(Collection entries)
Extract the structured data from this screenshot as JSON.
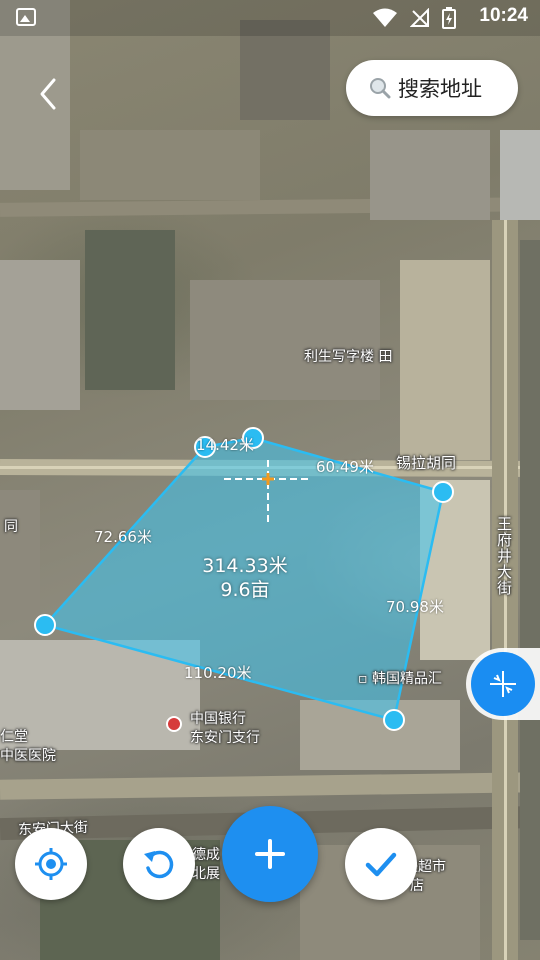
{
  "status_bar": {
    "time": "10:24",
    "icons": [
      "image-icon",
      "wifi-icon",
      "no-signal-icon",
      "battery-charging-icon"
    ]
  },
  "header": {
    "back_icon": "chevron-left-icon",
    "search": {
      "icon": "search-icon",
      "label": "搜索地址"
    }
  },
  "map_labels": {
    "building": "利生写字楼",
    "building_suffix": "田",
    "alley": "锡拉胡同",
    "street_vertical": "王府井大街",
    "shop": "韩国精品汇",
    "bank_line1": "中国银行",
    "bank_line2": "东安门支行",
    "hospital_line1": "仁堂",
    "hospital_line2": "中医医院",
    "hutong_left": "同",
    "street_bottom": "东安门大街",
    "market_line1": "德成",
    "market_line2": "北展",
    "supermarket_line1": "联超市",
    "supermarket_line2": "店"
  },
  "measurement": {
    "segments": [
      "14.42米",
      "60.49米",
      "70.98米",
      "110.20米",
      "72.66米"
    ],
    "perimeter": "314.33米",
    "area": "9.6亩"
  },
  "controls": {
    "side_tool_icon": "crosshair-shrink-icon",
    "locate_icon": "locate-icon",
    "undo_icon": "undo-icon",
    "add_icon": "plus-icon",
    "confirm_icon": "check-icon"
  },
  "colors": {
    "accent": "#1e8ff0",
    "polygon_fill": "#3cc4f0",
    "polygon_stroke": "#2bbcf2"
  }
}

Task: All records should be output exactly, with the pictures left out.

Response:
Extract the structured data from this screenshot as JSON.
{
  "status_bar": {
    "time": "10:24",
    "icons": [
      "image-icon",
      "wifi-icon",
      "no-signal-icon",
      "battery-charging-icon"
    ]
  },
  "header": {
    "back_icon": "chevron-left-icon",
    "search": {
      "icon": "search-icon",
      "label": "搜索地址"
    }
  },
  "map_labels": {
    "building": "利生写字楼",
    "building_suffix": "田",
    "alley": "锡拉胡同",
    "street_vertical": "王府井大街",
    "shop": "韩国精品汇",
    "bank_line1": "中国银行",
    "bank_line2": "东安门支行",
    "hospital_line1": "仁堂",
    "hospital_line2": "中医医院",
    "hutong_left": "同",
    "street_bottom": "东安门大街",
    "market_line1": "德成",
    "market_line2": "北展",
    "supermarket_line1": "联超市",
    "supermarket_line2": "店"
  },
  "measurement": {
    "segments": [
      "14.42米",
      "60.49米",
      "70.98米",
      "110.20米",
      "72.66米"
    ],
    "perimeter": "314.33米",
    "area": "9.6亩"
  },
  "controls": {
    "side_tool_icon": "crosshair-shrink-icon",
    "locate_icon": "locate-icon",
    "undo_icon": "undo-icon",
    "add_icon": "plus-icon",
    "confirm_icon": "check-icon"
  },
  "colors": {
    "accent": "#1e8ff0",
    "polygon_fill": "#3cc4f0",
    "polygon_stroke": "#2bbcf2"
  }
}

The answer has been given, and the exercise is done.